#### [PAGE EXTRACT]
Today, I’m learning about the magical and mystical world of FPGAs. FPGAs can be a challenging subject to get into for some of us, especially those of us who spent their days in college learning about programming computers, and not electrical engineering. Like many in this subject, I really had no idea where to start. So, I’ve setup a simple experiment using everyone’s favorite low cost FPGA dev board, the Papilio, a standard bread board, and a cheap red LED matrix from EBay.

If you go to the Papilio website like I did to start gathering knowledge, they seem to want to push you towards starting by loading an implementation of an AVR soft processor. Personally, I think it kinda defeats the purpose of trying to learn about FPGAs and VHDL, if you just load up a pre-built processor and go back to writing C code. Other than that, if you look around you will find nice step by step instructions for setting up a simple project. This includes the links and instructions for installing the Xilinx tools required to synthesize the VHDL into a bitstream that can be loaded on Papilio’s Xilinx Spartan 3 FPGA.

Lines of data
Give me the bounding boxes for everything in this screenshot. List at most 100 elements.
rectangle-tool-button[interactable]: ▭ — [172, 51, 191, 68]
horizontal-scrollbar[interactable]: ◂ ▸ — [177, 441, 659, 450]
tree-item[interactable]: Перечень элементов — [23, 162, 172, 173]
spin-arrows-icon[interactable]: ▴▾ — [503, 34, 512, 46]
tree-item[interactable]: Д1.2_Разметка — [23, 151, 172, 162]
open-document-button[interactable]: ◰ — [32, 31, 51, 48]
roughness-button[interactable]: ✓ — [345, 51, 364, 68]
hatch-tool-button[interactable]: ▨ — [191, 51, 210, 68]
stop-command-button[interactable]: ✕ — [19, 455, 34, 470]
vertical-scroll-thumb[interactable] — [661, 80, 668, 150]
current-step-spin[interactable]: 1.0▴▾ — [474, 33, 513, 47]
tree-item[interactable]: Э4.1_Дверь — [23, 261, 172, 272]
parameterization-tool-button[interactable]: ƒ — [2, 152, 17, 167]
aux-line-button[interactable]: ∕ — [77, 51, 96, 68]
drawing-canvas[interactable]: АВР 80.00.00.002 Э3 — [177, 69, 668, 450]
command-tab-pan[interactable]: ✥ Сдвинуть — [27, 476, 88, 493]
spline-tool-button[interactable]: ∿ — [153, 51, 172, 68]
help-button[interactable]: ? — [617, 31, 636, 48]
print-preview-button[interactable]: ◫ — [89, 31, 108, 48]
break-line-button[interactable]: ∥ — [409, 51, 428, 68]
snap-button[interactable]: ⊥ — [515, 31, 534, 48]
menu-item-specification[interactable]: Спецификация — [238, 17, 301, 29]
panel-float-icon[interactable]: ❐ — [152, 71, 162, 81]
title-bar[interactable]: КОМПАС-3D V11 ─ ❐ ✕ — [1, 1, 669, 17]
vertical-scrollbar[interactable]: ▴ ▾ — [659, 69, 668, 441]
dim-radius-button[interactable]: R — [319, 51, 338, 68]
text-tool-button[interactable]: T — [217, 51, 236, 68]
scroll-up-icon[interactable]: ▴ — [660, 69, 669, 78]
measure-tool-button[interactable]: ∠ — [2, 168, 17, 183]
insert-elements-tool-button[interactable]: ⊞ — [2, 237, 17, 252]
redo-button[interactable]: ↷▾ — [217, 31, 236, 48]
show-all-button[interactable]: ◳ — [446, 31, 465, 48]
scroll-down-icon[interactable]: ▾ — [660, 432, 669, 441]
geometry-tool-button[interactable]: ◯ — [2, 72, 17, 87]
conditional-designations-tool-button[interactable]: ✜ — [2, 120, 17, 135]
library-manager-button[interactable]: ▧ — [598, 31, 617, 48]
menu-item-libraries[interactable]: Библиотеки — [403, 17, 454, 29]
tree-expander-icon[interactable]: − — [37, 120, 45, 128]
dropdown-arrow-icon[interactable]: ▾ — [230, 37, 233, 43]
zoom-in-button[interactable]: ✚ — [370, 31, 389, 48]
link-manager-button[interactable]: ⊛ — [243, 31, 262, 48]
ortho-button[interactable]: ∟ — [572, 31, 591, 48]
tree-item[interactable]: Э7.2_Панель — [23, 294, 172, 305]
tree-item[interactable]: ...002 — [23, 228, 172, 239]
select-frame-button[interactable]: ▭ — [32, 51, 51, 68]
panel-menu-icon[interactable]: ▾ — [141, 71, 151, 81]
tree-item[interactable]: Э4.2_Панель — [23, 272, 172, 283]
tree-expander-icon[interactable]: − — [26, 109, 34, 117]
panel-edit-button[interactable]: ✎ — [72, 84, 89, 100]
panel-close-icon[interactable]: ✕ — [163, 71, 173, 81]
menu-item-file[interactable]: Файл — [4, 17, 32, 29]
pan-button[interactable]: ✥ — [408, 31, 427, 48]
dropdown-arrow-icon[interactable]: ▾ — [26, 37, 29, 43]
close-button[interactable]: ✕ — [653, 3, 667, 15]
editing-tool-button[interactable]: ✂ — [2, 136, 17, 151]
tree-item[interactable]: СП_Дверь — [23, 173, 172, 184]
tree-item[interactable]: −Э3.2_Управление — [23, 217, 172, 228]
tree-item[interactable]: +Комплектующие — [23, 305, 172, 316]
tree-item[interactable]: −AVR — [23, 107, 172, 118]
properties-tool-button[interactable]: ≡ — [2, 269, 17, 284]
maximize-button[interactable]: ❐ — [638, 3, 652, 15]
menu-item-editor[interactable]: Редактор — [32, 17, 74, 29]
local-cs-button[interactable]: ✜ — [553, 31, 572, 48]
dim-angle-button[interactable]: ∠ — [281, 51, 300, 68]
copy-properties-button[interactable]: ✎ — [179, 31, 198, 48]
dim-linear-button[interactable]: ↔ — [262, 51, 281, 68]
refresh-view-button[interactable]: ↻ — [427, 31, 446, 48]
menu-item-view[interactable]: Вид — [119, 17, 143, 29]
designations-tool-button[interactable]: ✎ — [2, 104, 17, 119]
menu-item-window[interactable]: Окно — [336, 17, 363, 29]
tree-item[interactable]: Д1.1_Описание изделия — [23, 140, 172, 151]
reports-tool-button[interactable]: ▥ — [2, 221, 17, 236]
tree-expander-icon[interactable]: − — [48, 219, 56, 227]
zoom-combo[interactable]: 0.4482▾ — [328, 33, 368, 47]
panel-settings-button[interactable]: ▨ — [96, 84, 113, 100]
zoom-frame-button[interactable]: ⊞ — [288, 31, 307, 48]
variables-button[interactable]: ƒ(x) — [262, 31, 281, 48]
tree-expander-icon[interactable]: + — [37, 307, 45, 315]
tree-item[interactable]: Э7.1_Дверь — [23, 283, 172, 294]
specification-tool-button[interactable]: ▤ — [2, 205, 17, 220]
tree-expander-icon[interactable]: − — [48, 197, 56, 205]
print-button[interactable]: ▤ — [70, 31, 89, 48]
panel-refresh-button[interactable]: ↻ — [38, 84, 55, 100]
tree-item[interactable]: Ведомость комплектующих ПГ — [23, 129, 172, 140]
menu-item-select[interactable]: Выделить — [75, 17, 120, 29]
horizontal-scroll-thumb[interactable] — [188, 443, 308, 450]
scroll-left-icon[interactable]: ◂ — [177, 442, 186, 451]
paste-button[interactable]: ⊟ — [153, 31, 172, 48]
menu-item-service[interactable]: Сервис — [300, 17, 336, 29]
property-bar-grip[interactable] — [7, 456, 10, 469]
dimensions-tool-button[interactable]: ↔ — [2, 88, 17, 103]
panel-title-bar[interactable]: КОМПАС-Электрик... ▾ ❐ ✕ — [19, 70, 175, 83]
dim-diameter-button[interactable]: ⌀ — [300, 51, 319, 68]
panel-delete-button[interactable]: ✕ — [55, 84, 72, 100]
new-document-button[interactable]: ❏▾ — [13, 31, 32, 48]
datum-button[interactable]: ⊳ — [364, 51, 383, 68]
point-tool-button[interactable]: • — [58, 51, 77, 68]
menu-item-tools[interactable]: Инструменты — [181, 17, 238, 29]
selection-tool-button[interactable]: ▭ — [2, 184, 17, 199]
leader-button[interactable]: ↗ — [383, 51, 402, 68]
--
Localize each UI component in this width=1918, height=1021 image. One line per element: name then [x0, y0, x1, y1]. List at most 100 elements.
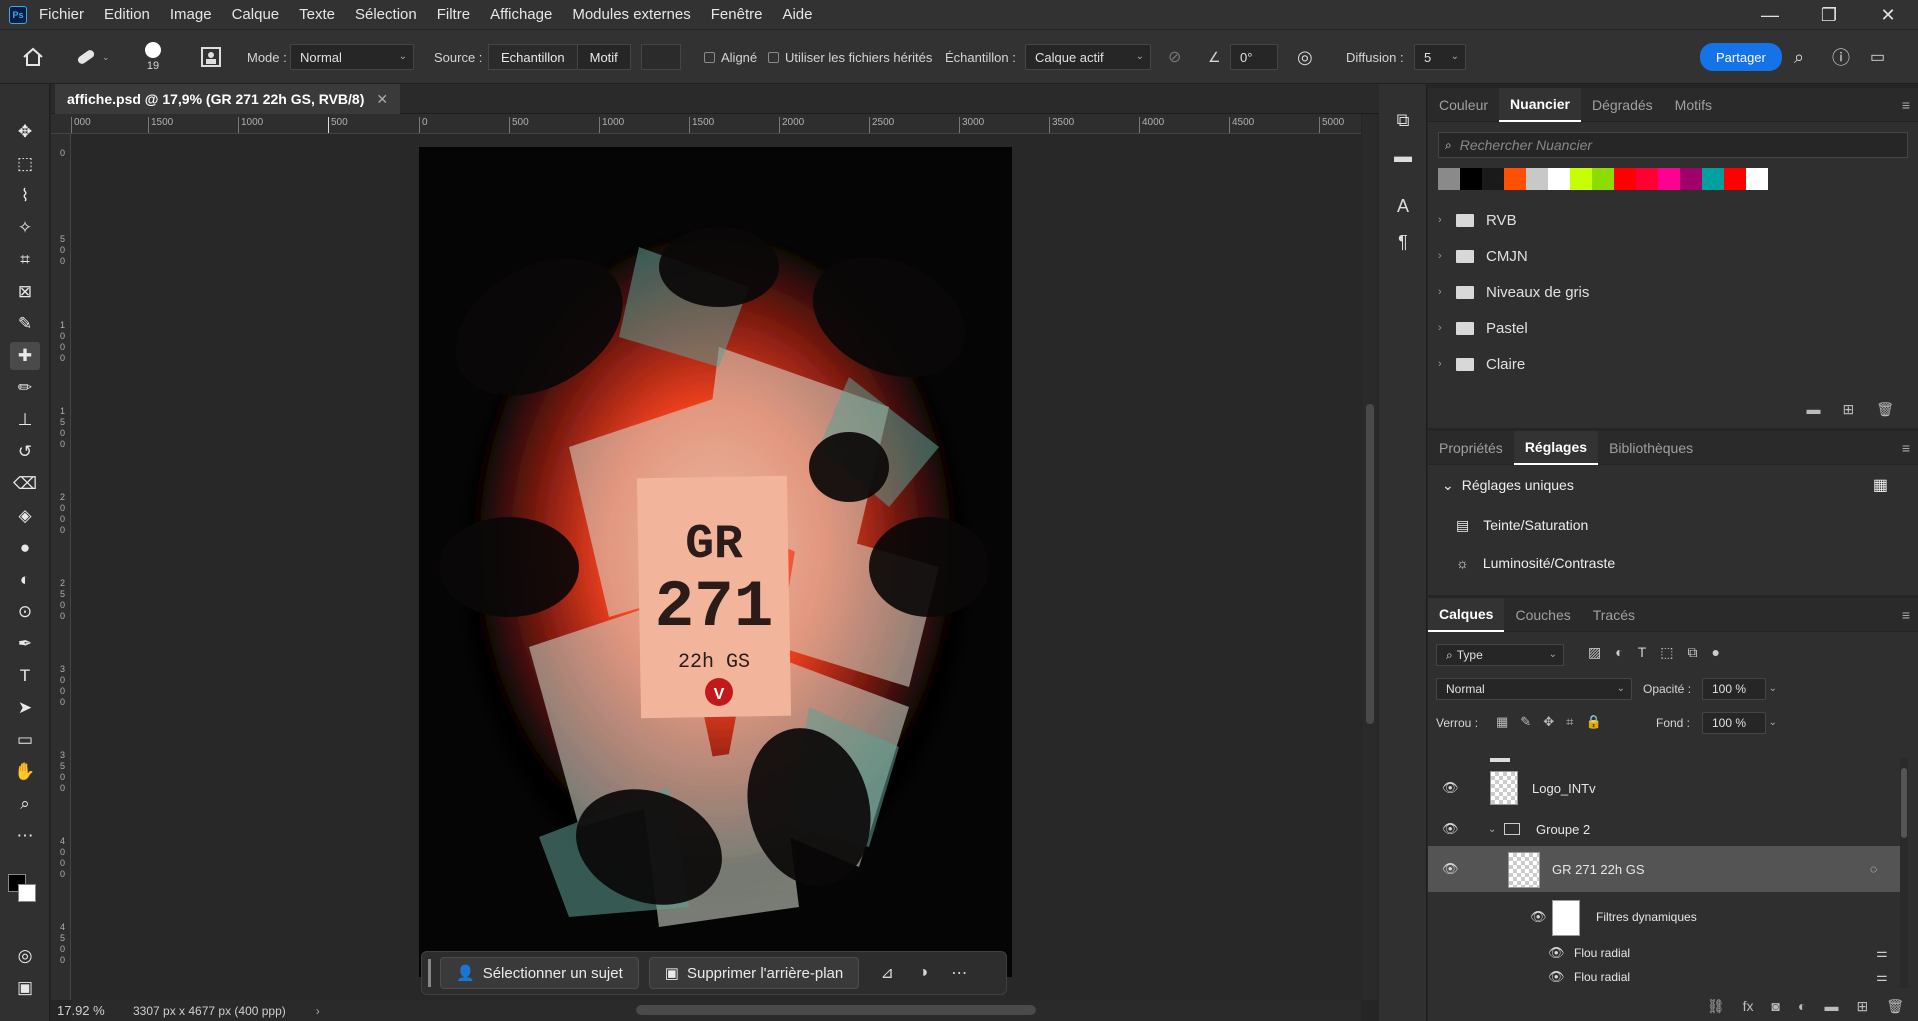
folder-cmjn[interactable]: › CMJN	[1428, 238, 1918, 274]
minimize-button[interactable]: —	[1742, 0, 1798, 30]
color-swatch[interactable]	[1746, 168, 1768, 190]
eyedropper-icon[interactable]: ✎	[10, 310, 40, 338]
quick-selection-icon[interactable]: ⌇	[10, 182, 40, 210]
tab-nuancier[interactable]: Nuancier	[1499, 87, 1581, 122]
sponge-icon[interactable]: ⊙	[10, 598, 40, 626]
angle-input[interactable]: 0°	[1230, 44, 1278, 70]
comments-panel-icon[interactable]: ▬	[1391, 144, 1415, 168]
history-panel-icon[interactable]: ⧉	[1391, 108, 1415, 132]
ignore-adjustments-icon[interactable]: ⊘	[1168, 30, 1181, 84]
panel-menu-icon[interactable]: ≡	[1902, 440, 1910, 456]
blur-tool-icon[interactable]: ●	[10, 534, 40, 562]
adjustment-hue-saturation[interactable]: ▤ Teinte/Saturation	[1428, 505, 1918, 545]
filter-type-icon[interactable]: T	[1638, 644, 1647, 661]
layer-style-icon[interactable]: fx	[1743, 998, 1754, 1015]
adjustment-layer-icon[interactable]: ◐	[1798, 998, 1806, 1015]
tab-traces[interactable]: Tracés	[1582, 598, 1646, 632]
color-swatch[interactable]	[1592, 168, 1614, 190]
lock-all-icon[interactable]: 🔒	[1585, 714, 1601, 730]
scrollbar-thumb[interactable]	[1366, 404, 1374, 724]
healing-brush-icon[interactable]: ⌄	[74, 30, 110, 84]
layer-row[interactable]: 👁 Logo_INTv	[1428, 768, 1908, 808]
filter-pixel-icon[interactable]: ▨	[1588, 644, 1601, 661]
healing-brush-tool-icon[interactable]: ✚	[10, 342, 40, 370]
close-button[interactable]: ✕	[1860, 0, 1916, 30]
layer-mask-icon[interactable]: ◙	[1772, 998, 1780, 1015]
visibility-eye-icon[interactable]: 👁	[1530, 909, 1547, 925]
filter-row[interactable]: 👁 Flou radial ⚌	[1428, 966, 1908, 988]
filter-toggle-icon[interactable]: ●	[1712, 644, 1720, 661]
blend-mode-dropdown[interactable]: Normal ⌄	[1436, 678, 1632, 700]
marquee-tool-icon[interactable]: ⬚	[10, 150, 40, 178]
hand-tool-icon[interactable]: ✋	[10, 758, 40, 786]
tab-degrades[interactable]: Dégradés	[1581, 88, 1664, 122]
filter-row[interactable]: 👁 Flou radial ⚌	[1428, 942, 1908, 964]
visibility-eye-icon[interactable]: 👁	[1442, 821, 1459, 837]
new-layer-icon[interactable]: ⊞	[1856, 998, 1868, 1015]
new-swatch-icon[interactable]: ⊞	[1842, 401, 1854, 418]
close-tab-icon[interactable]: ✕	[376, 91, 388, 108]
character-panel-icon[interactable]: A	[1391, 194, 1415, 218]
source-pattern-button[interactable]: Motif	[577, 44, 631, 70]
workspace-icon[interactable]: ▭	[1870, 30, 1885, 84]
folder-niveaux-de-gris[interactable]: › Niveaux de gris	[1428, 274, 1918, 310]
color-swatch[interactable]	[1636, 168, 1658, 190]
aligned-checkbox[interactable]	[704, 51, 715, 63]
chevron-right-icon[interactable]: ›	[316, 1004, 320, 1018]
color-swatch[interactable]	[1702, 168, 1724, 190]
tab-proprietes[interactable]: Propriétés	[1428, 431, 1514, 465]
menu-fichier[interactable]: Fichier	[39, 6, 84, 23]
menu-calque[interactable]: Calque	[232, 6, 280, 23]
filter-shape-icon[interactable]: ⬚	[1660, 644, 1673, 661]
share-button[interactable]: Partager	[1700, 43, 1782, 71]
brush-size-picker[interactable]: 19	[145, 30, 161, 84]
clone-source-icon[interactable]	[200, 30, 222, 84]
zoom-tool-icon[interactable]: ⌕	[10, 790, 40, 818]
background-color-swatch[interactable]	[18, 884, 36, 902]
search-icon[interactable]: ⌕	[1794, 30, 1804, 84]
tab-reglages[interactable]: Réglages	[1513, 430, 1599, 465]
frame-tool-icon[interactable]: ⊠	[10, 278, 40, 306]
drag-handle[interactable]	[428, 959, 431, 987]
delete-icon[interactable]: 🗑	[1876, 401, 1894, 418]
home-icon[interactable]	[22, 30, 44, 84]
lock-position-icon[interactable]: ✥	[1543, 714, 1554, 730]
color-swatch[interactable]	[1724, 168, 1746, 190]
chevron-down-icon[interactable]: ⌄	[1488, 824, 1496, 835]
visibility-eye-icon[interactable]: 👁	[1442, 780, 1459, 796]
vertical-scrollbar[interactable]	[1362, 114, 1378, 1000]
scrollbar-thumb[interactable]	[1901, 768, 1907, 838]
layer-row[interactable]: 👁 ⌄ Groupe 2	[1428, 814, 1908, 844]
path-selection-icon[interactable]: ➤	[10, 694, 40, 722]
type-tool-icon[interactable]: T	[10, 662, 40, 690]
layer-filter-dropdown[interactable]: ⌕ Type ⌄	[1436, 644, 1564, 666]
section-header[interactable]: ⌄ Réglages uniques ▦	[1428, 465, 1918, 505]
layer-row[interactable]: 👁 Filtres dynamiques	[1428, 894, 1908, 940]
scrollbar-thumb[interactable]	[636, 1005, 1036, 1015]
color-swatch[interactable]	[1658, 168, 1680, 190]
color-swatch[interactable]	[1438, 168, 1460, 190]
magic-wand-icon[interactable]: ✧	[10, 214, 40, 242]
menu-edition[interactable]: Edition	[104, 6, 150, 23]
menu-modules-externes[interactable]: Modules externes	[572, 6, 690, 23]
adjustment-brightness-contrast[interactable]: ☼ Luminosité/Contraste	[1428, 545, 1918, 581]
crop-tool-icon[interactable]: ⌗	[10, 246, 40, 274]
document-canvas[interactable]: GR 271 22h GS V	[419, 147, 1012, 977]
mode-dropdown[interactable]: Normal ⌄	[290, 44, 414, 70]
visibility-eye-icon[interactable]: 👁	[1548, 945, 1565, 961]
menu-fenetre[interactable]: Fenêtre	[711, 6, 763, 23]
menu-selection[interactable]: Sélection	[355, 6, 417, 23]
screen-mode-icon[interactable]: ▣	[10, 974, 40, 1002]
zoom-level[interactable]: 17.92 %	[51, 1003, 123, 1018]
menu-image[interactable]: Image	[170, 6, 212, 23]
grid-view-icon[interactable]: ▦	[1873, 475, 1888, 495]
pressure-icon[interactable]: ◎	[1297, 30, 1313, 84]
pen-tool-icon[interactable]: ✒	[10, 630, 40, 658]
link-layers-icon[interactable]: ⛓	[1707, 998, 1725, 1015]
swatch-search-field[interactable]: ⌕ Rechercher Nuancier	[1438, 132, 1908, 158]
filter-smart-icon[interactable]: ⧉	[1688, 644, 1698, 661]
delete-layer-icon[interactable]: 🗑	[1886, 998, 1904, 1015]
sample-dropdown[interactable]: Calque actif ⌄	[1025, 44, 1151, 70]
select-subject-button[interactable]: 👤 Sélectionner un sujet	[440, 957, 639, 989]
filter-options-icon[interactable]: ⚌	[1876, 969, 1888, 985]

#### [EXERCISE GOAL]
Update the stretch of the FPGA post that opens with "Today, I’m learning" and closes with "matrix from EBay." by replacing "red LED matrix" with "green LED matrix", then write out the revised stretch.

#### [OUTPUT FOR THIS EXERCISE]
Today, I’m learning about the magical and mystical world of FPGAs. FPGAs can be a challenging subject to get into for some of us, especially those of us who spent their days in college learning about programming computers, and not electrical engineering. Like many in this subject, I really had no idea where to start. So, I’ve setup a simple experiment using everyone’s favorite low cost FPGA dev board, the Papilio, a standard bread board, and a cheap green LED matrix from EBay.